■ **Collected data entries**
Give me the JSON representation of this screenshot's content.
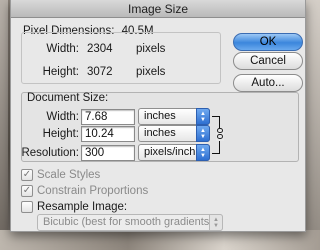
{
  "window": {
    "title": "Image Size"
  },
  "pixel_dimensions": {
    "title": "Pixel Dimensions:",
    "size": "40.5M",
    "width_label": "Width:",
    "width_value": "2304",
    "width_unit": "pixels",
    "height_label": "Height:",
    "height_value": "3072",
    "height_unit": "pixels"
  },
  "document_size": {
    "title": "Document Size:",
    "width_label": "Width:",
    "width_value": "7.68",
    "width_unit": "inches",
    "height_label": "Height:",
    "height_value": "10.24",
    "height_unit": "inches",
    "resolution_label": "Resolution:",
    "resolution_value": "300",
    "resolution_unit": "pixels/inch"
  },
  "buttons": {
    "ok": "OK",
    "cancel": "Cancel",
    "auto": "Auto..."
  },
  "options": {
    "scale_styles": {
      "label": "Scale Styles",
      "checked": true,
      "enabled": false
    },
    "constrain_proportions": {
      "label": "Constrain Proportions",
      "checked": true,
      "enabled": false
    },
    "resample_image": {
      "label": "Resample Image:",
      "checked": false,
      "enabled": true
    },
    "resample_method": "Bicubic (best for smooth gradients)"
  },
  "icons": {
    "popup_arrows": "up-down-arrows-icon",
    "link": "chain-link-icon",
    "check": "checkmark-icon"
  }
}
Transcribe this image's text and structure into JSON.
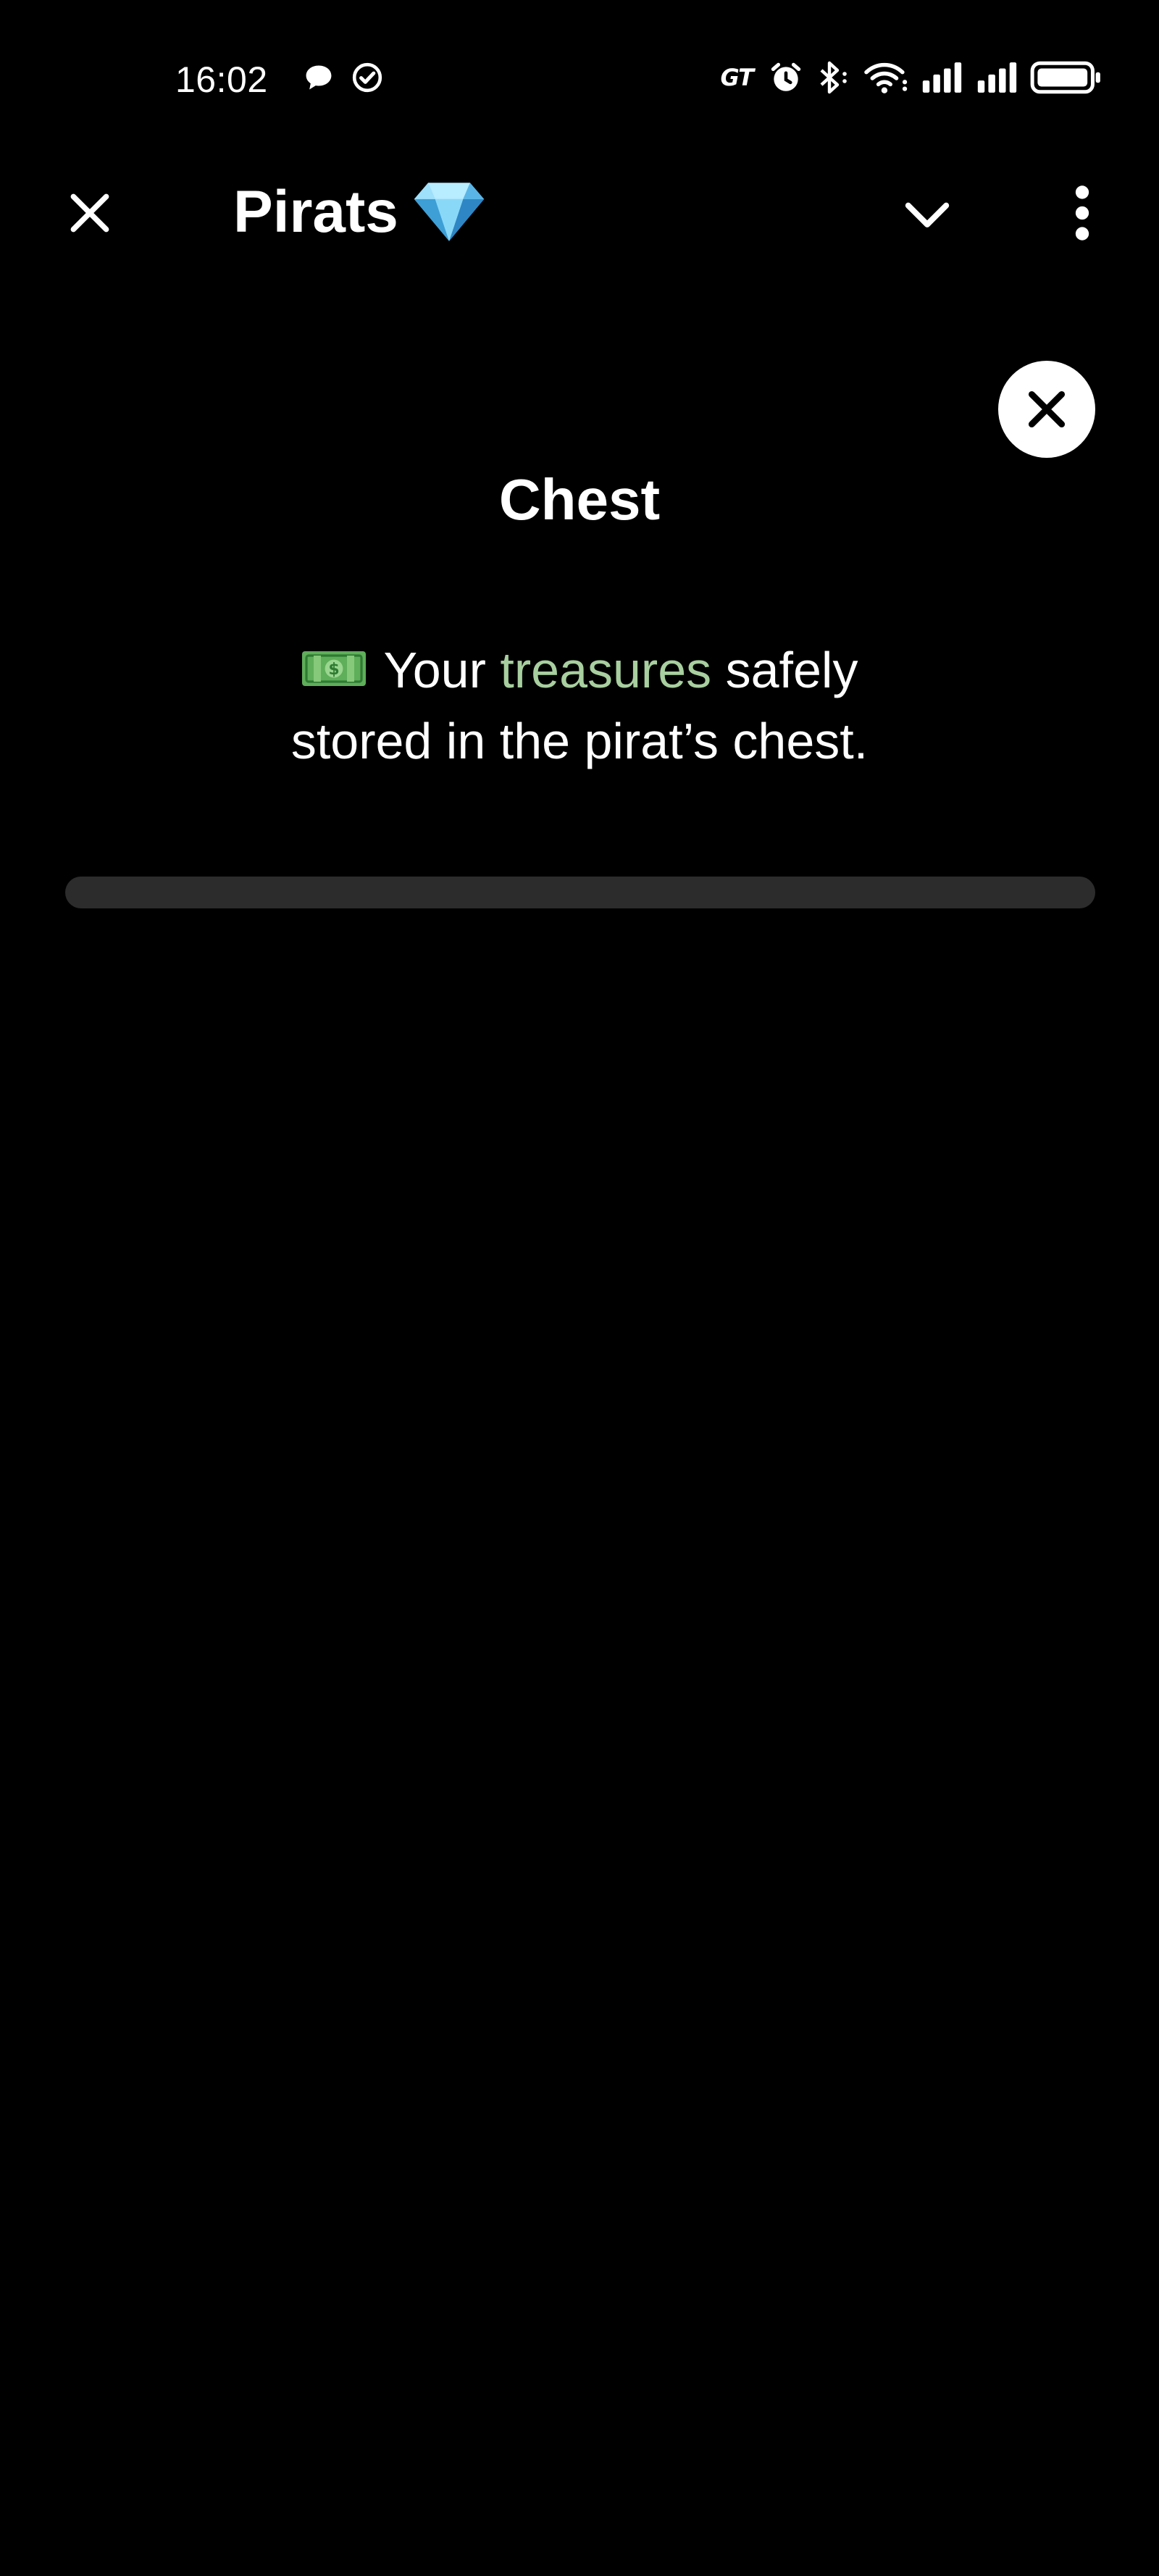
{
  "status_bar": {
    "time": "16:02",
    "carrier_badge": "GT",
    "icons_left": [
      "chat-bubble-icon",
      "check-circle-icon"
    ],
    "icons_right": [
      "gt-badge",
      "alarm-icon",
      "bluetooth-icon",
      "wifi-icon",
      "signal-icon",
      "signal-icon",
      "battery-icon"
    ]
  },
  "app_bar": {
    "title": "Pirats",
    "title_emoji": "gem-icon",
    "left_icon": "close-icon",
    "right_icons": [
      "chevron-down-icon",
      "more-vertical-icon"
    ]
  },
  "sheet": {
    "close_icon": "close-icon",
    "title": "Chest",
    "message": {
      "emoji": "money-icon",
      "part1": "Your",
      "highlight": "treasures",
      "part2": "safely",
      "line2": "stored in the pirat’s chest."
    },
    "progress": 0
  },
  "colors": {
    "background": "#000000",
    "text": "#ffffff",
    "highlight": "#a8cf9f",
    "progress_track": "#2c2c2c",
    "gem": "#6cc6f0",
    "money": "#5fae5a"
  }
}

■ **TASK PROMPT**
Transcribe every entry word for word, but omit the pictures.

■ **THE REPLY**
Give me the JSON representation of this screenshot's content.
{
  "window": {
    "title": "Image Size"
  },
  "pixel_dimensions": {
    "title": "Pixel Dimensions:",
    "size": "40.5M",
    "width_label": "Width:",
    "width_value": "2304",
    "width_unit": "pixels",
    "height_label": "Height:",
    "height_value": "3072",
    "height_unit": "pixels"
  },
  "document_size": {
    "title": "Document Size:",
    "width_label": "Width:",
    "width_value": "7.68",
    "width_unit": "inches",
    "height_label": "Height:",
    "height_value": "10.24",
    "height_unit": "inches",
    "resolution_label": "Resolution:",
    "resolution_value": "300",
    "resolution_unit": "pixels/inch"
  },
  "buttons": {
    "ok": "OK",
    "cancel": "Cancel",
    "auto": "Auto..."
  },
  "options": {
    "scale_styles": {
      "label": "Scale Styles",
      "checked": true,
      "enabled": false
    },
    "constrain_proportions": {
      "label": "Constrain Proportions",
      "checked": true,
      "enabled": false
    },
    "resample_image": {
      "label": "Resample Image:",
      "checked": false,
      "enabled": true
    },
    "resample_method": "Bicubic (best for smooth gradients)"
  },
  "icons": {
    "popup_arrows": "up-down-arrows-icon",
    "link": "chain-link-icon",
    "check": "checkmark-icon"
  }
}
Transcribe this image's text and structure into JSON.
{
  "status_bar": {
    "time": "16:02",
    "carrier_badge": "GT",
    "icons_left": [
      "chat-bubble-icon",
      "check-circle-icon"
    ],
    "icons_right": [
      "gt-badge",
      "alarm-icon",
      "bluetooth-icon",
      "wifi-icon",
      "signal-icon",
      "signal-icon",
      "battery-icon"
    ]
  },
  "app_bar": {
    "title": "Pirats",
    "title_emoji": "gem-icon",
    "left_icon": "close-icon",
    "right_icons": [
      "chevron-down-icon",
      "more-vertical-icon"
    ]
  },
  "sheet": {
    "close_icon": "close-icon",
    "title": "Chest",
    "message": {
      "emoji": "money-icon",
      "part1": "Your",
      "highlight": "treasures",
      "part2": "safely",
      "line2": "stored in the pirat’s chest."
    },
    "progress": 0
  },
  "colors": {
    "background": "#000000",
    "text": "#ffffff",
    "highlight": "#a8cf9f",
    "progress_track": "#2c2c2c",
    "gem": "#6cc6f0",
    "money": "#5fae5a"
  }
}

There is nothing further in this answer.